* begin *

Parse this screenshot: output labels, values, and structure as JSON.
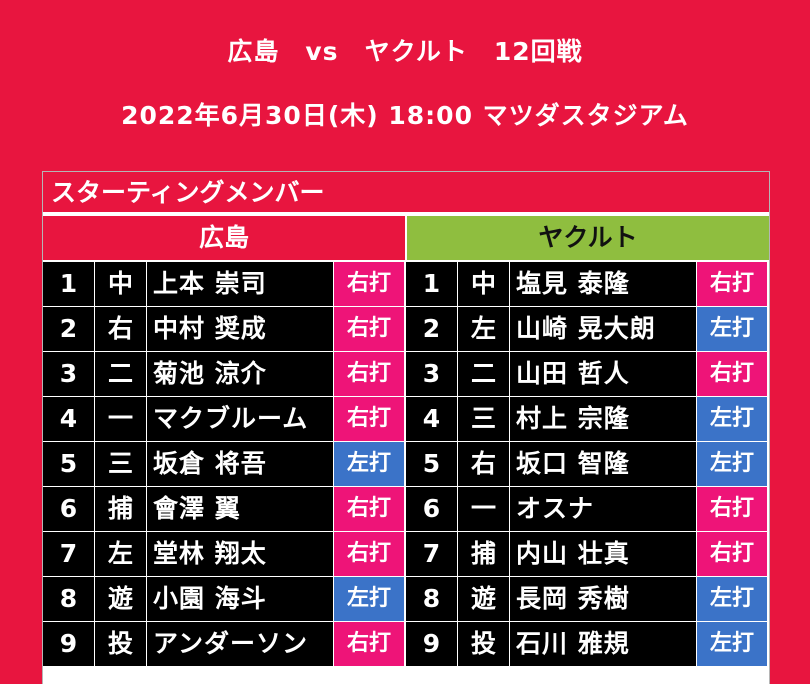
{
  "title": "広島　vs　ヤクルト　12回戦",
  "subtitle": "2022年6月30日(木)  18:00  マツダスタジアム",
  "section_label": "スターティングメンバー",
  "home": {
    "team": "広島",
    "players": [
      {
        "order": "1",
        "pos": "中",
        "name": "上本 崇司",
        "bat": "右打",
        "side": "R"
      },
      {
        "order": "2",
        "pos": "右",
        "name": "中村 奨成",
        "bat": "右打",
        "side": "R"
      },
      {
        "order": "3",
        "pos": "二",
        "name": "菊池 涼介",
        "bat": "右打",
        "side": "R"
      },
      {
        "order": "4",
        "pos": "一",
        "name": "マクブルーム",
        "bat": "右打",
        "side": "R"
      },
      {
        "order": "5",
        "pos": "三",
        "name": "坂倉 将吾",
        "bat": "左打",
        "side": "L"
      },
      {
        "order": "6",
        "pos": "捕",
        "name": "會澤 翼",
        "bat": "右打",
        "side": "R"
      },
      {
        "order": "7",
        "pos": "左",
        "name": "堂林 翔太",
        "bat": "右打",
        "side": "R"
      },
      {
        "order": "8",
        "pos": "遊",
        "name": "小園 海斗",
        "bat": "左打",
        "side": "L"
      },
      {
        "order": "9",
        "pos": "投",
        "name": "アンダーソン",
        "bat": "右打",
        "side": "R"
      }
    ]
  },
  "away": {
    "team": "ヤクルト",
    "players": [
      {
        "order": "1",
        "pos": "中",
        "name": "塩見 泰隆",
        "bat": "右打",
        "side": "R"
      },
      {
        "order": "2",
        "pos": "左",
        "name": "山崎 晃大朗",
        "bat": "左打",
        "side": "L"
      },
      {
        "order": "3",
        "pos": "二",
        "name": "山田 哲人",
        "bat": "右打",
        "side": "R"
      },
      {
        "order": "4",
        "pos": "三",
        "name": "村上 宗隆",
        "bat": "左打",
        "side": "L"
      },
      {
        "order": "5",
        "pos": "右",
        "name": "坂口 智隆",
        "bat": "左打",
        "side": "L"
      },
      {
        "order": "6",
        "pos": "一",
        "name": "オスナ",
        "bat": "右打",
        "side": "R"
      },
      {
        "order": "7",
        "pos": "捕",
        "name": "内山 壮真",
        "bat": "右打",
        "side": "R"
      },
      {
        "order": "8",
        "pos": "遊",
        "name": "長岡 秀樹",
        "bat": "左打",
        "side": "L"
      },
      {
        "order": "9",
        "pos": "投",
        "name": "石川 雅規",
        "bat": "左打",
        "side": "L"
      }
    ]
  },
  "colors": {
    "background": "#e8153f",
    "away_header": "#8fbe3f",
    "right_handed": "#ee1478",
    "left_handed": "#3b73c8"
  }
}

* end *
* begin *

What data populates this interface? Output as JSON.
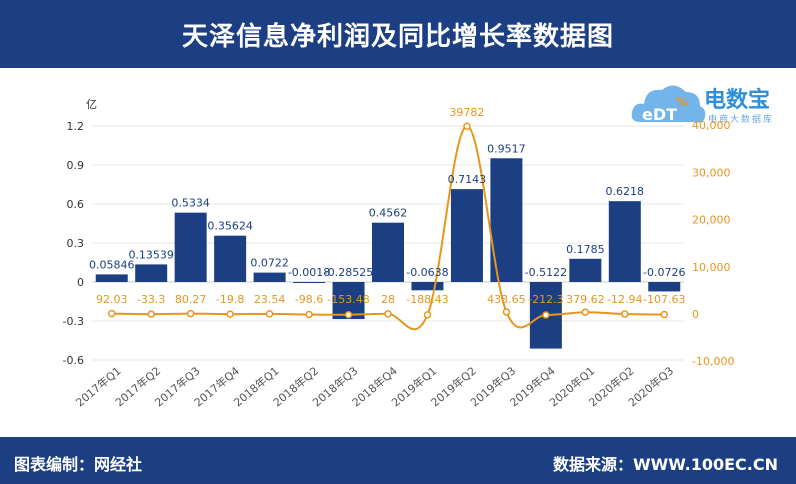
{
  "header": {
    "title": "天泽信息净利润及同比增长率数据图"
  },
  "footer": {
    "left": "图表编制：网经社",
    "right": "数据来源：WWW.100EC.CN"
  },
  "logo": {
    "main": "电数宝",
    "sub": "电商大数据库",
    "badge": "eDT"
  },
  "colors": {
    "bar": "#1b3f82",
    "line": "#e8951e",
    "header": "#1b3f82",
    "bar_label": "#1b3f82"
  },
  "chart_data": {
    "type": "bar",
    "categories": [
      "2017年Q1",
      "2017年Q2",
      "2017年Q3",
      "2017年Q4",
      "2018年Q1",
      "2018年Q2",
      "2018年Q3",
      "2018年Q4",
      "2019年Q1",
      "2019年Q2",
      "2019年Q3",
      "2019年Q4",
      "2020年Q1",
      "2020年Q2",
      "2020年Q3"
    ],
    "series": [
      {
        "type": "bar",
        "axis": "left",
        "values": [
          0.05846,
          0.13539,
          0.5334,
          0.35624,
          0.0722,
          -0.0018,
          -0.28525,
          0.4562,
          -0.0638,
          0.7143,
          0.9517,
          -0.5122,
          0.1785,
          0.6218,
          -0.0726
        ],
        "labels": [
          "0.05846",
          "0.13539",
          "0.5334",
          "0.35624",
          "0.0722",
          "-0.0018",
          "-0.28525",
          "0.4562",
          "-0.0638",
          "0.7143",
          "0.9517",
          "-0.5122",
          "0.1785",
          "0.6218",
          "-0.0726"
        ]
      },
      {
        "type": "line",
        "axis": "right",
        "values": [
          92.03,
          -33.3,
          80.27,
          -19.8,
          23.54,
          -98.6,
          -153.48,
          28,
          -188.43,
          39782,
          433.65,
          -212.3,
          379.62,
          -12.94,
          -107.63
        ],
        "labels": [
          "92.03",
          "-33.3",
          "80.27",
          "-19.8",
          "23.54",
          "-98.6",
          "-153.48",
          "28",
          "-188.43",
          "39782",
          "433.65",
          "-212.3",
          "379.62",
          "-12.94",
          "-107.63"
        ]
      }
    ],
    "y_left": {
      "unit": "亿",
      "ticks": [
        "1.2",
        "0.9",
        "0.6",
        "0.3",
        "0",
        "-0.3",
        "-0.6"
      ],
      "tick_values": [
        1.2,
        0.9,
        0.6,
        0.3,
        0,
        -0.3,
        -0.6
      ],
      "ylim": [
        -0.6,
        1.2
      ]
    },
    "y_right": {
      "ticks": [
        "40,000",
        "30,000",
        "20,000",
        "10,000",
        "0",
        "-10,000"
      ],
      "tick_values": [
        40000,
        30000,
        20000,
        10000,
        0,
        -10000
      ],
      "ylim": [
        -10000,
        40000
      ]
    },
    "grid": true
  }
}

* end *

▶ [Request] Copy in full each line that holds the word "JSON".

▶ [Expected answer]
Parse this screenshot: output labels, values, and structure as JSON.
What data populates this interface? Output as JSON.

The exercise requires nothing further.